* [Exercise instructions] Every line below that holds the string "name" should be copied out.

* [Figure contents as structured data]
>>>>

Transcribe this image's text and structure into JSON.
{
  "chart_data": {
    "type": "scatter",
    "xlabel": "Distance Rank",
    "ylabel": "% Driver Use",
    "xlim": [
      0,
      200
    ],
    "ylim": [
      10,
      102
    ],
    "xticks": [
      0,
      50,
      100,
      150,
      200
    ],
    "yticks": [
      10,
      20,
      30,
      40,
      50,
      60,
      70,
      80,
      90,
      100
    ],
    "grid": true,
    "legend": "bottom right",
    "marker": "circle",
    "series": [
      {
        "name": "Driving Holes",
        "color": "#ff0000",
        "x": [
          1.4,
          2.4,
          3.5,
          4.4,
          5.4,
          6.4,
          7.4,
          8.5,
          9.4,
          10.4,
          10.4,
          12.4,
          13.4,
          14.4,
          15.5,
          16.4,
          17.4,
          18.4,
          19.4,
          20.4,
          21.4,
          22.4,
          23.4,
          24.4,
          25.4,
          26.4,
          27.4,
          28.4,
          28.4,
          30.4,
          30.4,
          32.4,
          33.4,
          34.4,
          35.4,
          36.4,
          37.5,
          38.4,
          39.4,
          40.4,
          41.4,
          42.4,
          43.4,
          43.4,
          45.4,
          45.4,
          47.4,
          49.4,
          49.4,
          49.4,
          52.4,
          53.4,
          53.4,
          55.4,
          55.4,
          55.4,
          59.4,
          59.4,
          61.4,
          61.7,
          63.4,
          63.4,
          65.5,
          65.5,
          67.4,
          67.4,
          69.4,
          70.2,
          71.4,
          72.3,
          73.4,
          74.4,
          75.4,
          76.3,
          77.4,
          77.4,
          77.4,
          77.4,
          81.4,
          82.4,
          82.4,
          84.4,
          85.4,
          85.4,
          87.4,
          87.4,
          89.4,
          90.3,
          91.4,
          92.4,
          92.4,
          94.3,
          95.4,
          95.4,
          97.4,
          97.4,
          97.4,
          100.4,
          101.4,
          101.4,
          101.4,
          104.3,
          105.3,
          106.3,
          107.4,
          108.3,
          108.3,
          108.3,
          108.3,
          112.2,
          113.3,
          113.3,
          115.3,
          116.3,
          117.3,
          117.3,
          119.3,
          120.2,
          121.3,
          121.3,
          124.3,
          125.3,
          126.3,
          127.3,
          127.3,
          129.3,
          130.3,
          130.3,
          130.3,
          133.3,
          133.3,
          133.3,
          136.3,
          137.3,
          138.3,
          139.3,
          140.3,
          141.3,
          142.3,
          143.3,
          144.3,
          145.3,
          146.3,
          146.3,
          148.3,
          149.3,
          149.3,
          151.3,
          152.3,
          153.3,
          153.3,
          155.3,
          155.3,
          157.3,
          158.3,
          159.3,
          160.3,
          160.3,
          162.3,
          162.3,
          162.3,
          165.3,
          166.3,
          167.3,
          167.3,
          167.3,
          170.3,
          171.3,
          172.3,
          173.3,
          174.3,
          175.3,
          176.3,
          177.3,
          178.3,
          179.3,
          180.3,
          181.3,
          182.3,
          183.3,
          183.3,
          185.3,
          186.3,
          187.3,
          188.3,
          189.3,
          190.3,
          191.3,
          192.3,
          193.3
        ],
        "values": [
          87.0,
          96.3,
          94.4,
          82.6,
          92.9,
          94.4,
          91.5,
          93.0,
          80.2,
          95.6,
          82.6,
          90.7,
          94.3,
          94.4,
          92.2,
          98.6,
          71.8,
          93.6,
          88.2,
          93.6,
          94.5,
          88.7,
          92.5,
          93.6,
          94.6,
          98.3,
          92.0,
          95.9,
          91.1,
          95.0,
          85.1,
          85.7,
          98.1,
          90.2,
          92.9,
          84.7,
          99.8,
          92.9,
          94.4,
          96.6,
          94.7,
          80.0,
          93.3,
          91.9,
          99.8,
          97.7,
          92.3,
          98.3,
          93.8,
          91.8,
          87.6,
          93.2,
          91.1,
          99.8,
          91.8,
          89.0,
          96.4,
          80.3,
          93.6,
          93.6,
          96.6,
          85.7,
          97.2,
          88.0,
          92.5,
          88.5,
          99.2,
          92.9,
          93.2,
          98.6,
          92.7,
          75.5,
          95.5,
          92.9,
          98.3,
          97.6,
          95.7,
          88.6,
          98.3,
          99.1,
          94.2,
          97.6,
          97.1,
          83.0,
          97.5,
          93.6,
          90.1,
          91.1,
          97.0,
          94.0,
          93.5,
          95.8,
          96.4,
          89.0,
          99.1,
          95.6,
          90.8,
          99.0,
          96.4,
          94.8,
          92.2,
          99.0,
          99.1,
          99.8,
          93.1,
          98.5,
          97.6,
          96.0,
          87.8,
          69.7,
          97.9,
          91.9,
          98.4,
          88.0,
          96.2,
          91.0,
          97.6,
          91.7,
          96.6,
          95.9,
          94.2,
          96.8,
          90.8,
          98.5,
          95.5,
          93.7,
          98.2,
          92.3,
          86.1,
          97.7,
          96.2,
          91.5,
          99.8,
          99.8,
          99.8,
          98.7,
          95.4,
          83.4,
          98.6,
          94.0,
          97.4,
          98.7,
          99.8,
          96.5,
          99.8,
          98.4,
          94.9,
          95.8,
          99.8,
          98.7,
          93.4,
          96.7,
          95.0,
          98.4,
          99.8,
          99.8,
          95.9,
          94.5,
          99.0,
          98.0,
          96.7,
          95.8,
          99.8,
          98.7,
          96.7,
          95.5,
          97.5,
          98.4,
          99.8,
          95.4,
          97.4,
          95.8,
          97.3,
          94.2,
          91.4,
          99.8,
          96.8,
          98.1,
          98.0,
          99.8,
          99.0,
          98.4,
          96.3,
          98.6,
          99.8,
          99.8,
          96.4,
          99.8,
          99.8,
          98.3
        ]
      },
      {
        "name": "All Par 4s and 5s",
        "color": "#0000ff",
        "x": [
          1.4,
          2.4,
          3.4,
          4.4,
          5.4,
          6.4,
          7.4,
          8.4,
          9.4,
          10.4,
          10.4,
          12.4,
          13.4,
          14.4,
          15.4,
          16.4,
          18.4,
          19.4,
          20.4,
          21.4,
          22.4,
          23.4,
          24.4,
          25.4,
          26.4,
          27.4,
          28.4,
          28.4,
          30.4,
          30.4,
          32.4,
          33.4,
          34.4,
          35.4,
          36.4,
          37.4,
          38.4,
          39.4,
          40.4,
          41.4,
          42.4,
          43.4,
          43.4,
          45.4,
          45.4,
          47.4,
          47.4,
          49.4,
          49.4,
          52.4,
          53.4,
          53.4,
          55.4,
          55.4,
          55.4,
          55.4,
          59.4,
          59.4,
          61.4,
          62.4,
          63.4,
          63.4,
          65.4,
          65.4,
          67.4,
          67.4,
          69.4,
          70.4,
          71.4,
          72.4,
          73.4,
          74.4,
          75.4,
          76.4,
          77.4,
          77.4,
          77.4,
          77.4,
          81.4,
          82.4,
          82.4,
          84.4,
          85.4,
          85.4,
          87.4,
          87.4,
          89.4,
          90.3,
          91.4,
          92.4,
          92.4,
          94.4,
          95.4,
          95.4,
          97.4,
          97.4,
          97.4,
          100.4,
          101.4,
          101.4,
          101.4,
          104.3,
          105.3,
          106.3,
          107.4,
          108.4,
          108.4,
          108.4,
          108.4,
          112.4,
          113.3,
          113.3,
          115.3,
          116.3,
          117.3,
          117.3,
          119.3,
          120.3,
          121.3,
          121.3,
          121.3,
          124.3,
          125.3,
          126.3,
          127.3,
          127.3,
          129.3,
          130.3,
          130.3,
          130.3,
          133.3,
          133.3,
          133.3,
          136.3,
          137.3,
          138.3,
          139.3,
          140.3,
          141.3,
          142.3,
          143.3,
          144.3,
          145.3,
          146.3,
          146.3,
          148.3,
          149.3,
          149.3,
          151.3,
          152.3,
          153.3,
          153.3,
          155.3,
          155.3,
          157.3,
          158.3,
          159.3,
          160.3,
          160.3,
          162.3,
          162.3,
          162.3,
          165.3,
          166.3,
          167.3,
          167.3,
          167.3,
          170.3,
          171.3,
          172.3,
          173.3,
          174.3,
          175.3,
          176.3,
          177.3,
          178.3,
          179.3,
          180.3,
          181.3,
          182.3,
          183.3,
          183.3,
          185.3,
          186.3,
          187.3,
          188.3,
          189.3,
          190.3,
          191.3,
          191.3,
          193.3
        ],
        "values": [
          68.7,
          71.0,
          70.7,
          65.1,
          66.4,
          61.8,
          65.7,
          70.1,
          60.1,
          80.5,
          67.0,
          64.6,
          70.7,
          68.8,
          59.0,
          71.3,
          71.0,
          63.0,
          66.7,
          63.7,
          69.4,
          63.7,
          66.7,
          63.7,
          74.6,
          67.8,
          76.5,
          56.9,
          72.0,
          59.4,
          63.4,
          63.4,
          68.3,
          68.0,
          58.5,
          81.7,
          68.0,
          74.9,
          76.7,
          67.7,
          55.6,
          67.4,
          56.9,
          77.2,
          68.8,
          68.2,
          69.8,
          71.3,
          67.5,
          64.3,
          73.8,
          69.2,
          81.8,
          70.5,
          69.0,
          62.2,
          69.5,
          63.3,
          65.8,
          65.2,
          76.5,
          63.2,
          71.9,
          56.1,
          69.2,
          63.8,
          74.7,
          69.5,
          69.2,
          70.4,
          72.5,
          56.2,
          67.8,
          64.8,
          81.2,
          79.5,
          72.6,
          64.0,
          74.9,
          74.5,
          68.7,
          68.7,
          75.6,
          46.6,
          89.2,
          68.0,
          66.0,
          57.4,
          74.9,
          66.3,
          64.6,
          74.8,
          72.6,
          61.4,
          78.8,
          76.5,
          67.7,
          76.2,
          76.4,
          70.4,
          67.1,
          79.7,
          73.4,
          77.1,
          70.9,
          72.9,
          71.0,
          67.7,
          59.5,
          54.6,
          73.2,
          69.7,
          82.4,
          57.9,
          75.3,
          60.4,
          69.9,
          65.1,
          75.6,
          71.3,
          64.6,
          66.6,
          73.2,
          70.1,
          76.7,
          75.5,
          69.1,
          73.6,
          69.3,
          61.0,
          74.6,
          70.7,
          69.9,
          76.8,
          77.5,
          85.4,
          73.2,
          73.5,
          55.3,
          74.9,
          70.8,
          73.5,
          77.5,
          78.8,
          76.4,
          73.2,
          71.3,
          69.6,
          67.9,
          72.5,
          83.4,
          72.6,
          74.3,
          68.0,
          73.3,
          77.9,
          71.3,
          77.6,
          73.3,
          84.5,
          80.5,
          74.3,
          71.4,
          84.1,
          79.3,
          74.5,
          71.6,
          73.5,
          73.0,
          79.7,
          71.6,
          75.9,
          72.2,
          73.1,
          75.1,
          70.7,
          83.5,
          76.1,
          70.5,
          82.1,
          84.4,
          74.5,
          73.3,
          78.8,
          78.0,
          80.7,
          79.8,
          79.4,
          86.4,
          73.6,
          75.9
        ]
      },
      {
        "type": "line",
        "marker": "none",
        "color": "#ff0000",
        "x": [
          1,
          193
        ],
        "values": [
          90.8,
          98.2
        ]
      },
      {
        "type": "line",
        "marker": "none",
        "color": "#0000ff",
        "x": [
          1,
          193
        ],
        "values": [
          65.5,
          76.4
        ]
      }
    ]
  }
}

<<<<

* [Final answer]
        "name": "Driving Holes",
        "name": "All Par 4s and 5s",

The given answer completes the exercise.